Saved data entries –
----------

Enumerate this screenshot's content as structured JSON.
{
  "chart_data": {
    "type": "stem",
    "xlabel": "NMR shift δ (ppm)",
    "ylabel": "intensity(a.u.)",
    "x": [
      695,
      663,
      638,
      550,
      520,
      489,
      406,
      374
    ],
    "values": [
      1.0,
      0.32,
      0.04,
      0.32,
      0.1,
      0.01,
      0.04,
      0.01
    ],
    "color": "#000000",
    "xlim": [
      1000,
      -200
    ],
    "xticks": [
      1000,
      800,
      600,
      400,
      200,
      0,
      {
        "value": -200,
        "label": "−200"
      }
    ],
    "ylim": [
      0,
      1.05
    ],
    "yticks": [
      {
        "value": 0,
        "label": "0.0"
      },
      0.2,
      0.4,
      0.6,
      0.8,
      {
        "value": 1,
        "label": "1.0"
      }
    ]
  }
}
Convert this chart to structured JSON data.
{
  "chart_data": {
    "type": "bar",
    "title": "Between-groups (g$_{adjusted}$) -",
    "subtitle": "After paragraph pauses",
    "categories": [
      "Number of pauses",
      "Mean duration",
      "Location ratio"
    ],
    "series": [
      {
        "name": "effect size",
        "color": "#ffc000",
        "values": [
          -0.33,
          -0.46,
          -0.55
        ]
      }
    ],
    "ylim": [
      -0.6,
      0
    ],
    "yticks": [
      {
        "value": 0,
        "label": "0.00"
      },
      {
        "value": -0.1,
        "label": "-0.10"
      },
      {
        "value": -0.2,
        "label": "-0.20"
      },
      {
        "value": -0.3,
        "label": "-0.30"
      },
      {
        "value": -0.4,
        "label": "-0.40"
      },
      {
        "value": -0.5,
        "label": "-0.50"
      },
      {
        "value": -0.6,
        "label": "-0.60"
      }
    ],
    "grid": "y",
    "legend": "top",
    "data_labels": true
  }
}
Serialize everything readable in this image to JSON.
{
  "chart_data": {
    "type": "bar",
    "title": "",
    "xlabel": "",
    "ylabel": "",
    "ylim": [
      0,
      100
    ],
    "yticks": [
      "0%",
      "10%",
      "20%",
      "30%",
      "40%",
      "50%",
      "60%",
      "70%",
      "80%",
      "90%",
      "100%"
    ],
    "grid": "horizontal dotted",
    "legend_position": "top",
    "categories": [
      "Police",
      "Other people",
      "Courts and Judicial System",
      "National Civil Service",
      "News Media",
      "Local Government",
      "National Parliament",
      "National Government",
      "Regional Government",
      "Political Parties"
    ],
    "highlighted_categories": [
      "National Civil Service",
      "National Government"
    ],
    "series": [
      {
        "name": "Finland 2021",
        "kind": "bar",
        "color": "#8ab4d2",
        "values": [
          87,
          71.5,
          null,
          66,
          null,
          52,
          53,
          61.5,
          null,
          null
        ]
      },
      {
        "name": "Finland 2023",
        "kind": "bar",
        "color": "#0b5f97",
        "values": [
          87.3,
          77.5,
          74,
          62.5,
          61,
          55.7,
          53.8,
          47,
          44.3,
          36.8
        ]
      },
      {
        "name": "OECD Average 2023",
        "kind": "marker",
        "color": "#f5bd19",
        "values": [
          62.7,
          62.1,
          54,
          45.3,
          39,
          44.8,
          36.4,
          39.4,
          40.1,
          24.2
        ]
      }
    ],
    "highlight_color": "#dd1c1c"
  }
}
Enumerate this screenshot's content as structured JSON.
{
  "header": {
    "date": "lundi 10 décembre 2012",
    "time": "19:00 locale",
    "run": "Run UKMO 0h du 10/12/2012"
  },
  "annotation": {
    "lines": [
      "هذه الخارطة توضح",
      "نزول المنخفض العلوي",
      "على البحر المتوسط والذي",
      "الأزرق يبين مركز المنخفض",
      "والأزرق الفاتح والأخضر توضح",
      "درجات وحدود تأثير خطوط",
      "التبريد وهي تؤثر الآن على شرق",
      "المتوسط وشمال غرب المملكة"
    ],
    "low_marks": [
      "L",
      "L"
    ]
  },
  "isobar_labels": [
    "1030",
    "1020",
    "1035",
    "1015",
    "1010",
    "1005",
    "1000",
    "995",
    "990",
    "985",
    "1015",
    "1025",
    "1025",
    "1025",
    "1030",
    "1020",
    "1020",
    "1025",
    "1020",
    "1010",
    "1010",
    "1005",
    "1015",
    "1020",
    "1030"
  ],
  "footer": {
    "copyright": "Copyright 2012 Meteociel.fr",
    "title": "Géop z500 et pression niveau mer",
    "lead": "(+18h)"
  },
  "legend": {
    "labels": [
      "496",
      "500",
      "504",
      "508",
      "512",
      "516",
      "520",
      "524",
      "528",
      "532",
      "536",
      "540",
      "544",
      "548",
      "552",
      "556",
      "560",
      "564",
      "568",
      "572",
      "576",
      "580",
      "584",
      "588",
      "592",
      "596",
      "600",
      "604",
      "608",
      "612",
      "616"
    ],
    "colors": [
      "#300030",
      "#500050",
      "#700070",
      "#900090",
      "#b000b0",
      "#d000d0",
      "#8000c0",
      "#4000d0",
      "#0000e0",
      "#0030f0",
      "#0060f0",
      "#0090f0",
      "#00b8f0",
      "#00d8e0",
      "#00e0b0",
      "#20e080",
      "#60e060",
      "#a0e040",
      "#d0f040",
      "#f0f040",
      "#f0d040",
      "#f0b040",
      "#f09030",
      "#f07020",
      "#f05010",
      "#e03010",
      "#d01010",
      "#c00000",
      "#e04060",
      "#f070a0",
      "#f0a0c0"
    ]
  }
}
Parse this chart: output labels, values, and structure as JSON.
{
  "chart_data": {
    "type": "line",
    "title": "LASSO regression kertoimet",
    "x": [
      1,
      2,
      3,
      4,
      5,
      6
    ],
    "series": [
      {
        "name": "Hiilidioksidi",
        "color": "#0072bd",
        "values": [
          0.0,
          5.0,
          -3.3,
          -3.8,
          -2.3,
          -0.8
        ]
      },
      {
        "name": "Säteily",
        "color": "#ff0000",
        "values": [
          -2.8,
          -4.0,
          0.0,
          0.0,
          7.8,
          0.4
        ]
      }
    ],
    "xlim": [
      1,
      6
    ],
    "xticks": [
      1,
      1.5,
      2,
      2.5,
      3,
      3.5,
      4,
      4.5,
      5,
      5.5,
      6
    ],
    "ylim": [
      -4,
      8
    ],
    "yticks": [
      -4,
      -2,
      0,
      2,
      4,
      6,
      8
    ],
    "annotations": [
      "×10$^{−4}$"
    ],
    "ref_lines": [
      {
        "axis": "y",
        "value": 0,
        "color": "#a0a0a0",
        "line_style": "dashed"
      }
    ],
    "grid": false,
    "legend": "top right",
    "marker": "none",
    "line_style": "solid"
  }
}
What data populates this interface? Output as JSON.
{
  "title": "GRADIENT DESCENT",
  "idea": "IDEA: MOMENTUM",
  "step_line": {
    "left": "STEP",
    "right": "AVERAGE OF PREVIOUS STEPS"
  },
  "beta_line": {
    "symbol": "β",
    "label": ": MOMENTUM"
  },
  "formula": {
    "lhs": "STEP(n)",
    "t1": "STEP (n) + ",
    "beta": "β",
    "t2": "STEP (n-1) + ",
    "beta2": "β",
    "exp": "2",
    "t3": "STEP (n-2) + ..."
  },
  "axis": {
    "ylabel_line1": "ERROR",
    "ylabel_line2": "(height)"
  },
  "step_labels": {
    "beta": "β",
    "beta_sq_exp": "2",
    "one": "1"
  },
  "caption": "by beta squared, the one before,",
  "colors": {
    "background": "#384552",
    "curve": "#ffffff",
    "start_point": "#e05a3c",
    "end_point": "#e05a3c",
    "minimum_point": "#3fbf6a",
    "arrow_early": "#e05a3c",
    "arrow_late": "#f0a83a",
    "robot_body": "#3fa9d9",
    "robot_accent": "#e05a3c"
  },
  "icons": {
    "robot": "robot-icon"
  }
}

----------

TASK GOAL –
Pick out every line with the string "grid" and copy it.

WRITTEN ANSWER –
    "grid": "y",
    "grid": "horizontal dotted",
    "grid": false,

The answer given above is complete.